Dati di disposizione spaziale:
------
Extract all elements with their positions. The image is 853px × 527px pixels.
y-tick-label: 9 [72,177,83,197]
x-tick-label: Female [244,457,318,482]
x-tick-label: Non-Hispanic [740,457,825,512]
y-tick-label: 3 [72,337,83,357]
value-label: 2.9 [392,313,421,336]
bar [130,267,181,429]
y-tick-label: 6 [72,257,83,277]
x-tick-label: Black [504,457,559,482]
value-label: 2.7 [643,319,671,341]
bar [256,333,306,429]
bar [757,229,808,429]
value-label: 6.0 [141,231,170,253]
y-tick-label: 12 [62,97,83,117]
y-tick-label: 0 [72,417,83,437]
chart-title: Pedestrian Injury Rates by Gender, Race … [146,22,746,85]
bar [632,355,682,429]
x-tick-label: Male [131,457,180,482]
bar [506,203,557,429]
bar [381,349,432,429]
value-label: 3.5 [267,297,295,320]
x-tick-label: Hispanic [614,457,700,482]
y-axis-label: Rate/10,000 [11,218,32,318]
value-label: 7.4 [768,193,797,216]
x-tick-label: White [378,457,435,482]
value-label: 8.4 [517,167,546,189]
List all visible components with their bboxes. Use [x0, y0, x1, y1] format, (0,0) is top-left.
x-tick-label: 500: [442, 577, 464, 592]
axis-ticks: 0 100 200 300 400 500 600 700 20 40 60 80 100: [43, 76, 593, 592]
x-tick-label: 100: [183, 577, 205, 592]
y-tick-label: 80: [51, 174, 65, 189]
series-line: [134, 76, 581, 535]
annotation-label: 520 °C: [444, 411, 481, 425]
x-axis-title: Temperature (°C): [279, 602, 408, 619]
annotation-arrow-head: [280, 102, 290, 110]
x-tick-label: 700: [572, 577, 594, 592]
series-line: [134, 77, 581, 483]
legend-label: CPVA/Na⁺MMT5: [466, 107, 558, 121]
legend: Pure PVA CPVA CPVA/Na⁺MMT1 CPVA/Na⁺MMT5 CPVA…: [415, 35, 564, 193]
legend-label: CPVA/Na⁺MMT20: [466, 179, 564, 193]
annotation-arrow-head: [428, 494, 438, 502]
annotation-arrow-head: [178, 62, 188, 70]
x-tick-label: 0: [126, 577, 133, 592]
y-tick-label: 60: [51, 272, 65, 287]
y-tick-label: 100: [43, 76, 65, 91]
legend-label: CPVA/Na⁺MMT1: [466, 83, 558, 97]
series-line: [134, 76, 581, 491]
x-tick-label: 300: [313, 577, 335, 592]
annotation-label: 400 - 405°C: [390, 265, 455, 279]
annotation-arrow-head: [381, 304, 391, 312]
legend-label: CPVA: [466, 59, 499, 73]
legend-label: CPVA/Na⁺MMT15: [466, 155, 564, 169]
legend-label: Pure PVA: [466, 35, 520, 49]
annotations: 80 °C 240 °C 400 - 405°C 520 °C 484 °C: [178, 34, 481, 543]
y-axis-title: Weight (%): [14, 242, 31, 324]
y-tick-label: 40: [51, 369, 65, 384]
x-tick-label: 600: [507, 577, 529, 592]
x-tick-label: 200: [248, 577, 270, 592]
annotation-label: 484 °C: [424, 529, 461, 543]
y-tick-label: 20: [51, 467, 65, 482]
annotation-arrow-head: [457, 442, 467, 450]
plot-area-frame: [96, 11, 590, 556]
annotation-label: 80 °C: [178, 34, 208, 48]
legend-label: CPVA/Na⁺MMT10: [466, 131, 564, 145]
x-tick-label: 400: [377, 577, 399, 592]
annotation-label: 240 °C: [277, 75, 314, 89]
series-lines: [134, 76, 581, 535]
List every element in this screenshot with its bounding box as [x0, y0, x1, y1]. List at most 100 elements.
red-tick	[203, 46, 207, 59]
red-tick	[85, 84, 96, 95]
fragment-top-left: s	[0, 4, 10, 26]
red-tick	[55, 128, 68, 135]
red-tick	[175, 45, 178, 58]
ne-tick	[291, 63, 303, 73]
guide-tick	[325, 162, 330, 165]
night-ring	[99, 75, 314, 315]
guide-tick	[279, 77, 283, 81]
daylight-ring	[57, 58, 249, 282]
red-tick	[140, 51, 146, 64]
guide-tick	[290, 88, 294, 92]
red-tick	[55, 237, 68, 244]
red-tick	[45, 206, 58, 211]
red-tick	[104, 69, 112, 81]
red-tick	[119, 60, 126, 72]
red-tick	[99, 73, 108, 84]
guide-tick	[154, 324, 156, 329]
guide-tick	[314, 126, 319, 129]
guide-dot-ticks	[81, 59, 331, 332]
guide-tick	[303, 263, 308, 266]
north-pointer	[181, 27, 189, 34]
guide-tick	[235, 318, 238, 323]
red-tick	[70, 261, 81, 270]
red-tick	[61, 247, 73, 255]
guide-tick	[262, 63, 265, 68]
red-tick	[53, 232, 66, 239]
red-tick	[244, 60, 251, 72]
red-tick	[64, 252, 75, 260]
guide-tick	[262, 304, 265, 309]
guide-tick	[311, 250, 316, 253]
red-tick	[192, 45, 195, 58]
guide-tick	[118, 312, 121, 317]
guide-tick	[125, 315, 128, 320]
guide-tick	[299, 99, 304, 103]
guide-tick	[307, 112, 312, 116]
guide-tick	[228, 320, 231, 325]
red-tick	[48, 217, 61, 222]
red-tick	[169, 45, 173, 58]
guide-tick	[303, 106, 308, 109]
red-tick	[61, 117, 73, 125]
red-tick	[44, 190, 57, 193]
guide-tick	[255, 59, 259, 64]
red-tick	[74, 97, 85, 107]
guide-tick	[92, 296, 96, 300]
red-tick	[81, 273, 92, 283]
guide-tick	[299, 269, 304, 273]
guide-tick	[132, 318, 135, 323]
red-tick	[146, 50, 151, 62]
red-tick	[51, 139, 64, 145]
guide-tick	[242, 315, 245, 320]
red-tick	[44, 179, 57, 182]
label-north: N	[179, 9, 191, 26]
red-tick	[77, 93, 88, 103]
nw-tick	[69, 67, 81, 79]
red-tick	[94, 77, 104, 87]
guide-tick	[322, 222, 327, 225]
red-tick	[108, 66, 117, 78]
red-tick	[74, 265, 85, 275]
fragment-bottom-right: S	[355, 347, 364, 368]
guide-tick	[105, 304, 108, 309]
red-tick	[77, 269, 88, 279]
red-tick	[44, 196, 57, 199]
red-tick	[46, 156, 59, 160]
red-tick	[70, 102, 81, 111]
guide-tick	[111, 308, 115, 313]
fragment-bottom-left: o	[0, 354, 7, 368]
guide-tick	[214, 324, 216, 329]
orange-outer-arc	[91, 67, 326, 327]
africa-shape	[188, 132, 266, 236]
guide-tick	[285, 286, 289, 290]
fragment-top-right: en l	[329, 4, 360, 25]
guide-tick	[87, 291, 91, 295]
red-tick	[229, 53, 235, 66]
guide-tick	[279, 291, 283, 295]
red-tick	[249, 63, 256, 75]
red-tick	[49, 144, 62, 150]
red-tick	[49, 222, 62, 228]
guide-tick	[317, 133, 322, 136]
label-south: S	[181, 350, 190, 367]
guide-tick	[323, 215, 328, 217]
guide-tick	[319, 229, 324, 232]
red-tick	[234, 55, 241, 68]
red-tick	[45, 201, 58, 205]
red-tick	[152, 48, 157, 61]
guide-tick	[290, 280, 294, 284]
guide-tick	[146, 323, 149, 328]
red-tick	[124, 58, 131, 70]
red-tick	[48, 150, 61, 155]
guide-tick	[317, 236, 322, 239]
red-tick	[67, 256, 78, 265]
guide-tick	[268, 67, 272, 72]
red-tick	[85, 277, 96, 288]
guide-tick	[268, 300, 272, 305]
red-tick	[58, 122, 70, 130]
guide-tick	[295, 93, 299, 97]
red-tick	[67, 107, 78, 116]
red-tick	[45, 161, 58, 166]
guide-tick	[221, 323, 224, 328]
------
» LAVORO RICHIESTO
Puoi trascrivere tutte le righe qui sopra, dalla prima all'ultima, senza cambiare nulla?

» RISPOSTA SCRITTA
Extract all elements with their positions. The image is 853px × 527px pixels.
y-tick-label: 9 [72,177,83,197]
x-tick-label: Female [244,457,318,482]
x-tick-label: Non-Hispanic [740,457,825,512]
y-tick-label: 3 [72,337,83,357]
value-label: 2.9 [392,313,421,336]
bar [130,267,181,429]
y-tick-label: 6 [72,257,83,277]
x-tick-label: Black [504,457,559,482]
value-label: 2.7 [643,319,671,341]
bar [256,333,306,429]
bar [757,229,808,429]
value-label: 6.0 [141,231,170,253]
y-tick-label: 12 [62,97,83,117]
y-tick-label: 0 [72,417,83,437]
chart-title: Pedestrian Injury Rates by Gender, Race … [146,22,746,85]
bar [632,355,682,429]
x-tick-label: Male [131,457,180,482]
bar [506,203,557,429]
bar [381,349,432,429]
value-label: 3.5 [267,297,295,320]
x-tick-label: Hispanic [614,457,700,482]
y-axis-label: Rate/10,000 [11,218,32,318]
value-label: 7.4 [768,193,797,216]
x-tick-label: White [378,457,435,482]
value-label: 8.4 [517,167,546,189]
List all visible components with their bboxes. Use [x0, y0, x1, y1] format, (0,0) is top-left.
x-tick-label: 500: [442, 577, 464, 592]
axis-ticks: 0 100 200 300 400 500 600 700 20 40 60 80 100: [43, 76, 593, 592]
x-tick-label: 100: [183, 577, 205, 592]
y-tick-label: 80: [51, 174, 65, 189]
series-line: [134, 76, 581, 535]
annotation-label: 520 °C: [444, 411, 481, 425]
x-axis-title: Temperature (°C): [279, 602, 408, 619]
annotation-arrow-head: [280, 102, 290, 110]
x-tick-label: 700: [572, 577, 594, 592]
series-line: [134, 77, 581, 483]
legend-label: CPVA/Na⁺MMT5: [466, 107, 558, 121]
legend: Pure PVA CPVA CPVA/Na⁺MMT1 CPVA/Na⁺MMT5 CPVA…: [415, 35, 564, 193]
legend-label: CPVA/Na⁺MMT20: [466, 179, 564, 193]
annotation-arrow-head: [428, 494, 438, 502]
annotation-arrow-head: [178, 62, 188, 70]
x-tick-label: 0: [126, 577, 133, 592]
y-tick-label: 60: [51, 272, 65, 287]
y-tick-label: 100: [43, 76, 65, 91]
legend-label: CPVA/Na⁺MMT1: [466, 83, 558, 97]
series-line: [134, 76, 581, 491]
x-tick-label: 300: [313, 577, 335, 592]
annotation-label: 400 - 405°C: [390, 265, 455, 279]
annotation-arrow-head: [381, 304, 391, 312]
legend-label: CPVA: [466, 59, 499, 73]
legend-label: CPVA/Na⁺MMT15: [466, 155, 564, 169]
legend-label: Pure PVA: [466, 35, 520, 49]
annotations: 80 °C 240 °C 400 - 405°C 520 °C 484 °C: [178, 34, 481, 543]
y-axis-title: Weight (%): [14, 242, 31, 324]
y-tick-label: 40: [51, 369, 65, 384]
x-tick-label: 600: [507, 577, 529, 592]
x-tick-label: 200: [248, 577, 270, 592]
annotation-label: 484 °C: [424, 529, 461, 543]
y-tick-label: 20: [51, 467, 65, 482]
annotation-arrow-head: [457, 442, 467, 450]
plot-area-frame: [96, 11, 590, 556]
annotation-label: 80 °C: [178, 34, 208, 48]
legend-label: CPVA/Na⁺MMT10: [466, 131, 564, 145]
x-tick-label: 400: [377, 577, 399, 592]
annotation-label: 240 °C: [277, 75, 314, 89]
series-lines: [134, 76, 581, 535]
List every element in this screenshot with its bounding box as [x0, y0, x1, y1]. List at most 100 elements.
red-tick	[203, 46, 207, 59]
red-tick	[85, 84, 96, 95]
fragment-top-left: s	[0, 4, 10, 26]
red-tick	[55, 128, 68, 135]
red-tick	[175, 45, 178, 58]
ne-tick	[291, 63, 303, 73]
guide-tick	[325, 162, 330, 165]
night-ring	[99, 75, 314, 315]
guide-tick	[279, 77, 283, 81]
daylight-ring	[57, 58, 249, 282]
red-tick	[140, 51, 146, 64]
guide-tick	[290, 88, 294, 92]
red-tick	[55, 237, 68, 244]
red-tick	[45, 206, 58, 211]
red-tick	[104, 69, 112, 81]
red-tick	[119, 60, 126, 72]
red-tick	[99, 73, 108, 84]
guide-tick	[154, 324, 156, 329]
guide-tick	[314, 126, 319, 129]
guide-dot-ticks	[81, 59, 331, 332]
guide-tick	[303, 263, 308, 266]
north-pointer	[181, 27, 189, 34]
guide-tick	[235, 318, 238, 323]
red-tick	[70, 261, 81, 270]
red-tick	[61, 247, 73, 255]
guide-tick	[262, 63, 265, 68]
red-tick	[53, 232, 66, 239]
red-tick	[244, 60, 251, 72]
red-tick	[64, 252, 75, 260]
guide-tick	[262, 304, 265, 309]
guide-tick	[311, 250, 316, 253]
red-tick	[192, 45, 195, 58]
guide-tick	[118, 312, 121, 317]
guide-tick	[125, 315, 128, 320]
guide-tick	[299, 99, 304, 103]
guide-tick	[307, 112, 312, 116]
guide-tick	[228, 320, 231, 325]
red-tick	[48, 217, 61, 222]
red-tick	[169, 45, 173, 58]
guide-tick	[303, 106, 308, 109]
red-tick	[61, 117, 73, 125]
red-tick	[44, 190, 57, 193]
guide-tick	[255, 59, 259, 64]
red-tick	[74, 97, 85, 107]
guide-tick	[92, 296, 96, 300]
red-tick	[81, 273, 92, 283]
guide-tick	[299, 269, 304, 273]
guide-tick	[132, 318, 135, 323]
red-tick	[146, 50, 151, 62]
red-tick	[51, 139, 64, 145]
guide-tick	[242, 315, 245, 320]
red-tick	[44, 179, 57, 182]
label-north: N	[179, 9, 191, 26]
red-tick	[77, 93, 88, 103]
nw-tick	[69, 67, 81, 79]
red-tick	[94, 77, 104, 87]
guide-tick	[322, 222, 327, 225]
red-tick	[108, 66, 117, 78]
red-tick	[74, 265, 85, 275]
fragment-bottom-right: S	[355, 347, 364, 368]
guide-tick	[105, 304, 108, 309]
red-tick	[77, 269, 88, 279]
red-tick	[44, 196, 57, 199]
red-tick	[46, 156, 59, 160]
red-tick	[70, 102, 81, 111]
guide-tick	[111, 308, 115, 313]
fragment-bottom-left: o	[0, 354, 7, 368]
guide-tick	[214, 324, 216, 329]
orange-outer-arc	[91, 67, 326, 327]
africa-shape	[188, 132, 266, 236]
guide-tick	[285, 286, 289, 290]
fragment-top-right: en l	[329, 4, 360, 25]
guide-tick	[87, 291, 91, 295]
red-tick	[229, 53, 235, 66]
guide-tick	[279, 291, 283, 295]
red-tick	[249, 63, 256, 75]
red-tick	[49, 144, 62, 150]
red-tick	[49, 222, 62, 228]
guide-tick	[317, 133, 322, 136]
label-south: S	[181, 350, 190, 367]
guide-tick	[323, 215, 328, 217]
guide-tick	[319, 229, 324, 232]
red-tick	[234, 55, 241, 68]
red-tick	[45, 201, 58, 205]
red-tick	[152, 48, 157, 61]
guide-tick	[290, 280, 294, 284]
guide-tick	[146, 323, 149, 328]
red-tick	[124, 58, 131, 70]
red-tick	[48, 150, 61, 155]
guide-tick	[317, 236, 322, 239]
red-tick	[67, 256, 78, 265]
guide-tick	[268, 67, 272, 72]
red-tick	[85, 277, 96, 288]
guide-tick	[268, 300, 272, 305]
red-tick	[58, 122, 70, 130]
guide-tick	[295, 93, 299, 97]
red-tick	[67, 107, 78, 116]
red-tick	[45, 161, 58, 166]
guide-tick	[221, 323, 224, 328]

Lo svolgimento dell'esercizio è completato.